--- TASK DETAILS ---
Provide an exact reproduction of every entry.

--- MATERIAL SHOWN ---

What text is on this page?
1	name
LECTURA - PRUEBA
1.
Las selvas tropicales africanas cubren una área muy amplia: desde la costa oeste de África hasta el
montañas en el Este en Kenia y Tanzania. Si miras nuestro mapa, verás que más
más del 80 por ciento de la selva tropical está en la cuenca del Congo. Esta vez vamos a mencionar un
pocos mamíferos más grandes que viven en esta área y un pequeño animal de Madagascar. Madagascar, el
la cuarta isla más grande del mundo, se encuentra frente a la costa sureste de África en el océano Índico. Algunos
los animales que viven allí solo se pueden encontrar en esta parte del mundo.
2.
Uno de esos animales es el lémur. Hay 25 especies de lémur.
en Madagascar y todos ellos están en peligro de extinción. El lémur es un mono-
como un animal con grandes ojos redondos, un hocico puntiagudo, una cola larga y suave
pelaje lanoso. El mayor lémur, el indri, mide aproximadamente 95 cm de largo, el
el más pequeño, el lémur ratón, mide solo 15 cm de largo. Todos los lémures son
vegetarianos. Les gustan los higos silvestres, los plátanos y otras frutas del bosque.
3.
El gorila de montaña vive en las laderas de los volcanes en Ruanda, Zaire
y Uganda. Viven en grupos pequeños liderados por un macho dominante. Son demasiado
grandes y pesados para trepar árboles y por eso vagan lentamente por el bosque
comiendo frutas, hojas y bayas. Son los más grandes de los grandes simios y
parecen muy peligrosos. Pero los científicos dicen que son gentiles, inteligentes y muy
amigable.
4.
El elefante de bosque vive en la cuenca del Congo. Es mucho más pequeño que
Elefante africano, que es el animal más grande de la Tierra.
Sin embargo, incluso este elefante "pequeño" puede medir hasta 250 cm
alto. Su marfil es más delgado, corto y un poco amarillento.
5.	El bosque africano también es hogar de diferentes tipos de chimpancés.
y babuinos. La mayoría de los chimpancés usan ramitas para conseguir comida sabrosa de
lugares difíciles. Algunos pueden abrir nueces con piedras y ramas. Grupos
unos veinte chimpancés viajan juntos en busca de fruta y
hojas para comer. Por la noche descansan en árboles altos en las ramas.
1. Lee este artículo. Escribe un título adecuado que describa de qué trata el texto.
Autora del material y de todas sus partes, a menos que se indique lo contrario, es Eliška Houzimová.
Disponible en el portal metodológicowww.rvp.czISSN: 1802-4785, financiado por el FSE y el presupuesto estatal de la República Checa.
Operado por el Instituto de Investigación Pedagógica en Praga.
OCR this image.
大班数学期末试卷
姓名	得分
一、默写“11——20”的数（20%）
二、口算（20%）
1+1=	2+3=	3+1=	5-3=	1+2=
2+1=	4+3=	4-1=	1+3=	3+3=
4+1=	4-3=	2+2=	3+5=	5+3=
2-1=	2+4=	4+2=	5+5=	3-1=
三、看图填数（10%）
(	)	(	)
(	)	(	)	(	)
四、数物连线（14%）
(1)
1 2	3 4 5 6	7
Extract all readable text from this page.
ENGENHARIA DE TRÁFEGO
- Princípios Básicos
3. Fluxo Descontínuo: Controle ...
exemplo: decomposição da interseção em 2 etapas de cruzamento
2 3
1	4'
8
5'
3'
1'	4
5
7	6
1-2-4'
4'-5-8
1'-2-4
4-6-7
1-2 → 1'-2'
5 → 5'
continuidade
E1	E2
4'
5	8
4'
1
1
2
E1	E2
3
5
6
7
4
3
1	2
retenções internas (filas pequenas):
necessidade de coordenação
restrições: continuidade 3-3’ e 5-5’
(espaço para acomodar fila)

--- TASK OUTPUT ---
What text is on this page?
1	name
LECTURA - PRUEBA
1.
Las selvas tropicales africanas cubren una área muy amplia: desde la costa oeste de África hasta el
montañas en el Este en Kenia y Tanzania. Si miras nuestro mapa, verás que más
más del 80 por ciento de la selva tropical está en la cuenca del Congo. Esta vez vamos a mencionar un
pocos mamíferos más grandes que viven en esta área y un pequeño animal de Madagascar. Madagascar, el
la cuarta isla más grande del mundo, se encuentra frente a la costa sureste de África en el océano Índico. Algunos
los animales que viven allí solo se pueden encontrar en esta parte del mundo.
2.
Uno de esos animales es el lémur. Hay 25 especies de lémur.
en Madagascar y todos ellos están en peligro de extinción. El lémur es un mono-
como un animal con grandes ojos redondos, un hocico puntiagudo, una cola larga y suave
pelaje lanoso. El mayor lémur, el indri, mide aproximadamente 95 cm de largo, el
el más pequeño, el lémur ratón, mide solo 15 cm de largo. Todos los lémures son
vegetarianos. Les gustan los higos silvestres, los plátanos y otras frutas del bosque.
3.
El gorila de montaña vive en las laderas de los volcanes en Ruanda, Zaire
y Uganda. Viven en grupos pequeños liderados por un macho dominante. Son demasiado
grandes y pesados para trepar árboles y por eso vagan lentamente por el bosque
comiendo frutas, hojas y bayas. Son los más grandes de los grandes simios y
parecen muy peligrosos. Pero los científicos dicen que son gentiles, inteligentes y muy
amigable.
4.
El elefante de bosque vive en la cuenca del Congo. Es mucho más pequeño que
Elefante africano, que es el animal más grande de la Tierra.
Sin embargo, incluso este elefante "pequeño" puede medir hasta 250 cm
alto. Su marfil es más delgado, corto y un poco amarillento.
5.	El bosque africano también es hogar de diferentes tipos de chimpancés.
y babuinos. La mayoría de los chimpancés usan ramitas para conseguir comida sabrosa de
lugares difíciles. Algunos pueden abrir nueces con piedras y ramas. Grupos
unos veinte chimpancés viajan juntos en busca de fruta y
hojas para comer. Por la noche descansan en árboles altos en las ramas.
1. Lee este artículo. Escribe un título adecuado que describa de qué trata el texto.
Autora del material y de todas sus partes, a menos que se indique lo contrario, es Eliška Houzimová.
Disponible en el portal metodológicowww.rvp.czISSN: 1802-4785, financiado por el FSE y el presupuesto estatal de la República Checa.
Operado por el Instituto de Investigación Pedagógica en Praga.
OCR this image.
大班数学期末试卷
姓名	得分
一、默写“11——20”的数（20%）
二、口算（20%）
1+1=	2+3=	3+1=	5-3=	1+2=
2+1=	4+3=	4-1=	1+3=	3+3=
4+1=	4-3=	2+2=	3+5=	5+3=
2-1=	2+4=	4+2=	5+5=	3-1=
三、看图填数（10%）
(	)	(	)
(	)	(	)	(	)
四、数物连线（14%）
(1)
1 2	3 4 5 6	7
Extract all readable text from this page.
ENGENHARIA DE TRÁFEGO
- Princípios Básicos
3. Fluxo Descontínuo: Controle ...
exemplo: decomposição da interseção em 2 etapas de cruzamento
2 3
1	4'
8
5'
3'
1'	4
5
7	6
1-2-4'
4'-5-8
1'-2-4
4-6-7
1-2 → 1'-2'
5 → 5'
continuidade
E1	E2
4'
5	8
4'
1
1
2
E1	E2
3
5
6
7
4
3
1	2
retenções internas (filas pequenas):
necessidade de coordenação
restrições: continuidade 3-3’ e 5-5’
(espaço para acomodar fila)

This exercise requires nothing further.